### Task instructions
Word for word, restate every line of the listing that follows.

══════

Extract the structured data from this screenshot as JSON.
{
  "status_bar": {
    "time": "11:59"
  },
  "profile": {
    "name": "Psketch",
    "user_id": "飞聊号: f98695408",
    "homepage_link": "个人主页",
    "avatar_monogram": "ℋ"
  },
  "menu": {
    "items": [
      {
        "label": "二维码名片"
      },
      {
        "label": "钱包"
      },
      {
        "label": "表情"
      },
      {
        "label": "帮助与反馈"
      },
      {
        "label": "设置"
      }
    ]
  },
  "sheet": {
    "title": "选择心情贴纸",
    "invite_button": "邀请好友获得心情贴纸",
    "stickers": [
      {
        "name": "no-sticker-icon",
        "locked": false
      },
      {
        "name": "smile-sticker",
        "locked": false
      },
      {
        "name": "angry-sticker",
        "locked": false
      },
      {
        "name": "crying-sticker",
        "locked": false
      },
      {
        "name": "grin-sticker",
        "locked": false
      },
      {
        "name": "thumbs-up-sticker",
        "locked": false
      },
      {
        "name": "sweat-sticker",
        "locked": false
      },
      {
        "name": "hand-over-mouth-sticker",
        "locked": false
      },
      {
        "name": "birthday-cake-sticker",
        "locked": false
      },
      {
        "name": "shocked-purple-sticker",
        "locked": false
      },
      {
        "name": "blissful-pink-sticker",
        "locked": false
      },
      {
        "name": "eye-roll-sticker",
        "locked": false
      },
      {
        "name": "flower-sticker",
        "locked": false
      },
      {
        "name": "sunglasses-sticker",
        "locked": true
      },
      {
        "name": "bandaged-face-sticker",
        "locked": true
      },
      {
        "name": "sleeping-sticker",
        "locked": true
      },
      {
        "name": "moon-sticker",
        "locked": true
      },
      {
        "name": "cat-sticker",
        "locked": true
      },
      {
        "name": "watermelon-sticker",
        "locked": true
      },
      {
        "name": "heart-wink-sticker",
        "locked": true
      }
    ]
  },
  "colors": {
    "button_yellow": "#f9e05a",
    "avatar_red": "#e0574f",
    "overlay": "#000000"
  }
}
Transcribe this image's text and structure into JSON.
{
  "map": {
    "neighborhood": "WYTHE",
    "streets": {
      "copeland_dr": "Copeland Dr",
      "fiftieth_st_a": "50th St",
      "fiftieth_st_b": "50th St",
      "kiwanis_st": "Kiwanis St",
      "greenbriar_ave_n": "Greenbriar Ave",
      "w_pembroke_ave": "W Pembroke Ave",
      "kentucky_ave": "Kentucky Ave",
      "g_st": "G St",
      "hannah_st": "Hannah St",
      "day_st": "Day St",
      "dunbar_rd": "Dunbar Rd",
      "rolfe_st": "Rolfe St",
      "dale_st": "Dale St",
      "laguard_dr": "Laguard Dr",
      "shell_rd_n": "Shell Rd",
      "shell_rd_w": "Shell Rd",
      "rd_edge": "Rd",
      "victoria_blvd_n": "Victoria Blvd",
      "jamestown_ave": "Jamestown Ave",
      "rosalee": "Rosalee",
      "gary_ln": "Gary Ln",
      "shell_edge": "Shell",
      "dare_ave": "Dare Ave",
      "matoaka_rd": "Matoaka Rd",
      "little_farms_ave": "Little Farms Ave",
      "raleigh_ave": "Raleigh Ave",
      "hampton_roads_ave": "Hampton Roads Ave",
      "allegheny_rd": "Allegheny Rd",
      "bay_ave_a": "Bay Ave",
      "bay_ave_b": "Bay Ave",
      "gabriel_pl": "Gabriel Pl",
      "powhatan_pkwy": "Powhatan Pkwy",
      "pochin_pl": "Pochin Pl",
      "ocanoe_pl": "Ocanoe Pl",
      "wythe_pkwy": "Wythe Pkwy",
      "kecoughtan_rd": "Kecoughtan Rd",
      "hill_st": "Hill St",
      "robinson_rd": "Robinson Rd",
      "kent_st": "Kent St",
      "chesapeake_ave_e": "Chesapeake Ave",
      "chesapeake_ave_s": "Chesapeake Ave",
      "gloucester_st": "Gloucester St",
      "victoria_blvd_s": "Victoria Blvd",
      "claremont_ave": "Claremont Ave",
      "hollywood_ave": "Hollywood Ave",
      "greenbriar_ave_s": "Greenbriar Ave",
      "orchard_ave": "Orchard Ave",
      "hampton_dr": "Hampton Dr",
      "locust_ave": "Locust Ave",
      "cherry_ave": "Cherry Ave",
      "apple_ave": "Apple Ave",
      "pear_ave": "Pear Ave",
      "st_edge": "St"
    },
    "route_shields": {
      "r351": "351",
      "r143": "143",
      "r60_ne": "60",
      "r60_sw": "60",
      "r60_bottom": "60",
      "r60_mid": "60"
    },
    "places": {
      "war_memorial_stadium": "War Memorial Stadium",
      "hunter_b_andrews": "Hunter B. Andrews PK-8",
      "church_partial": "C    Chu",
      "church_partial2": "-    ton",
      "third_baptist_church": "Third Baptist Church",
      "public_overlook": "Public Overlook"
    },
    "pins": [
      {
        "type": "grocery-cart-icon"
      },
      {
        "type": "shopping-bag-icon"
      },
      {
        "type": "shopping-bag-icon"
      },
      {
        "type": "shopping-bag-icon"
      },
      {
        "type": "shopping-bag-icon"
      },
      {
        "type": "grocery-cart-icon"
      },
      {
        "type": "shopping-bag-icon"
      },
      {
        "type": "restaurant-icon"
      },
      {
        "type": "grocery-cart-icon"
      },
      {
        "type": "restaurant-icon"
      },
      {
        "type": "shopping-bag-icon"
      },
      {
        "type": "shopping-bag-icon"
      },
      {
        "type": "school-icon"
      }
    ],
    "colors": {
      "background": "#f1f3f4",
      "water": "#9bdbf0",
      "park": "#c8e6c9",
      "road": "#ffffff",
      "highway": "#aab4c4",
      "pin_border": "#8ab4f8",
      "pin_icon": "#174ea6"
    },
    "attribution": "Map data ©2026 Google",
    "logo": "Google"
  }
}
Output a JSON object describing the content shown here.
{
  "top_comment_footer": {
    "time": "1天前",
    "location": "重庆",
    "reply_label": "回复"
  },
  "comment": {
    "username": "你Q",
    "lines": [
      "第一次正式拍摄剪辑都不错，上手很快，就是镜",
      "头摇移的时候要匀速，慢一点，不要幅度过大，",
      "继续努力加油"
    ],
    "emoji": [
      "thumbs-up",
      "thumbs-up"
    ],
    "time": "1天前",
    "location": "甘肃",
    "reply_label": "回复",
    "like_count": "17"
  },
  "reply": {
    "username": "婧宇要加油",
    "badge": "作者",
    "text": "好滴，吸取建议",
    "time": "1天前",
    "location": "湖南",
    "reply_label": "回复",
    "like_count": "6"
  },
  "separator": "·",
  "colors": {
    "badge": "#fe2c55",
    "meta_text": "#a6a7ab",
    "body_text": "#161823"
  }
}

══════

### Answer to this exercise
Extract the structured data from this screenshot as JSON.
{
  "status_bar": {
    "time": "11:59"
  },
  "profile": {
    "name": "Psketch",
    "user_id": "飞聊号: f98695408",
    "homepage_link": "个人主页",
    "avatar_monogram": "ℋ"
  },
  "menu": {
    "items": [
      {
        "label": "二维码名片"
      },
      {
        "label": "钱包"
      },
      {
        "label": "表情"
      },
      {
        "label": "帮助与反馈"
      },
      {
        "label": "设置"
      }
    ]
  },
  "sheet": {
    "title": "选择心情贴纸",
    "invite_button": "邀请好友获得心情贴纸",
    "stickers": [
      {
        "name": "no-sticker-icon",
        "locked": false
      },
      {
        "name": "smile-sticker",
        "locked": false
      },
      {
        "name": "angry-sticker",
        "locked": false
      },
      {
        "name": "crying-sticker",
        "locked": false
      },
      {
        "name": "grin-sticker",
        "locked": false
      },
      {
        "name": "thumbs-up-sticker",
        "locked": false
      },
      {
        "name": "sweat-sticker",
        "locked": false
      },
      {
        "name": "hand-over-mouth-sticker",
        "locked": false
      },
      {
        "name": "birthday-cake-sticker",
        "locked": false
      },
      {
        "name": "shocked-purple-sticker",
        "locked": false
      },
      {
        "name": "blissful-pink-sticker",
        "locked": false
      },
      {
        "name": "eye-roll-sticker",
        "locked": false
      },
      {
        "name": "flower-sticker",
        "locked": false
      },
      {
        "name": "sunglasses-sticker",
        "locked": true
      },
      {
        "name": "bandaged-face-sticker",
        "locked": true
      },
      {
        "name": "sleeping-sticker",
        "locked": true
      },
      {
        "name": "moon-sticker",
        "locked": true
      },
      {
        "name": "cat-sticker",
        "locked": true
      },
      {
        "name": "watermelon-sticker",
        "locked": true
      },
      {
        "name": "heart-wink-sticker",
        "locked": true
      }
    ]
  },
  "colors": {
    "button_yellow": "#f9e05a",
    "avatar_red": "#e0574f",
    "overlay": "#000000"
  }
}
Transcribe this image's text and structure into JSON.
{
  "map": {
    "neighborhood": "WYTHE",
    "streets": {
      "copeland_dr": "Copeland Dr",
      "fiftieth_st_a": "50th St",
      "fiftieth_st_b": "50th St",
      "kiwanis_st": "Kiwanis St",
      "greenbriar_ave_n": "Greenbriar Ave",
      "w_pembroke_ave": "W Pembroke Ave",
      "kentucky_ave": "Kentucky Ave",
      "g_st": "G St",
      "hannah_st": "Hannah St",
      "day_st": "Day St",
      "dunbar_rd": "Dunbar Rd",
      "rolfe_st": "Rolfe St",
      "dale_st": "Dale St",
      "laguard_dr": "Laguard Dr",
      "shell_rd_n": "Shell Rd",
      "shell_rd_w": "Shell Rd",
      "rd_edge": "Rd",
      "victoria_blvd_n": "Victoria Blvd",
      "jamestown_ave": "Jamestown Ave",
      "rosalee": "Rosalee",
      "gary_ln": "Gary Ln",
      "shell_edge": "Shell",
      "dare_ave": "Dare Ave",
      "matoaka_rd": "Matoaka Rd",
      "little_farms_ave": "Little Farms Ave",
      "raleigh_ave": "Raleigh Ave",
      "hampton_roads_ave": "Hampton Roads Ave",
      "allegheny_rd": "Allegheny Rd",
      "bay_ave_a": "Bay Ave",
      "bay_ave_b": "Bay Ave",
      "gabriel_pl": "Gabriel Pl",
      "powhatan_pkwy": "Powhatan Pkwy",
      "pochin_pl": "Pochin Pl",
      "ocanoe_pl": "Ocanoe Pl",
      "wythe_pkwy": "Wythe Pkwy",
      "kecoughtan_rd": "Kecoughtan Rd",
      "hill_st": "Hill St",
      "robinson_rd": "Robinson Rd",
      "kent_st": "Kent St",
      "chesapeake_ave_e": "Chesapeake Ave",
      "chesapeake_ave_s": "Chesapeake Ave",
      "gloucester_st": "Gloucester St",
      "victoria_blvd_s": "Victoria Blvd",
      "claremont_ave": "Claremont Ave",
      "hollywood_ave": "Hollywood Ave",
      "greenbriar_ave_s": "Greenbriar Ave",
      "orchard_ave": "Orchard Ave",
      "hampton_dr": "Hampton Dr",
      "locust_ave": "Locust Ave",
      "cherry_ave": "Cherry Ave",
      "apple_ave": "Apple Ave",
      "pear_ave": "Pear Ave",
      "st_edge": "St"
    },
    "route_shields": {
      "r351": "351",
      "r143": "143",
      "r60_ne": "60",
      "r60_sw": "60",
      "r60_bottom": "60",
      "r60_mid": "60"
    },
    "places": {
      "war_memorial_stadium": "War Memorial Stadium",
      "hunter_b_andrews": "Hunter B. Andrews PK-8",
      "church_partial": "C    Chu",
      "church_partial2": "-    ton",
      "third_baptist_church": "Third Baptist Church",
      "public_overlook": "Public Overlook"
    },
    "pins": [
      {
        "type": "grocery-cart-icon"
      },
      {
        "type": "shopping-bag-icon"
      },
      {
        "type": "shopping-bag-icon"
      },
      {
        "type": "shopping-bag-icon"
      },
      {
        "type": "shopping-bag-icon"
      },
      {
        "type": "grocery-cart-icon"
      },
      {
        "type": "shopping-bag-icon"
      },
      {
        "type": "restaurant-icon"
      },
      {
        "type": "grocery-cart-icon"
      },
      {
        "type": "restaurant-icon"
      },
      {
        "type": "shopping-bag-icon"
      },
      {
        "type": "shopping-bag-icon"
      },
      {
        "type": "school-icon"
      }
    ],
    "colors": {
      "background": "#f1f3f4",
      "water": "#9bdbf0",
      "park": "#c8e6c9",
      "road": "#ffffff",
      "highway": "#aab4c4",
      "pin_border": "#8ab4f8",
      "pin_icon": "#174ea6"
    },
    "attribution": "Map data ©2026 Google",
    "logo": "Google"
  }
}
Output a JSON object describing the content shown here.
{
  "top_comment_footer": {
    "time": "1天前",
    "location": "重庆",
    "reply_label": "回复"
  },
  "comment": {
    "username": "你Q",
    "lines": [
      "第一次正式拍摄剪辑都不错，上手很快，就是镜",
      "头摇移的时候要匀速，慢一点，不要幅度过大，",
      "继续努力加油"
    ],
    "emoji": [
      "thumbs-up",
      "thumbs-up"
    ],
    "time": "1天前",
    "location": "甘肃",
    "reply_label": "回复",
    "like_count": "17"
  },
  "reply": {
    "username": "婧宇要加油",
    "badge": "作者",
    "text": "好滴，吸取建议",
    "time": "1天前",
    "location": "湖南",
    "reply_label": "回复",
    "like_count": "6"
  },
  "separator": "·",
  "colors": {
    "badge": "#fe2c55",
    "meta_text": "#a6a7ab",
    "body_text": "#161823"
  }
}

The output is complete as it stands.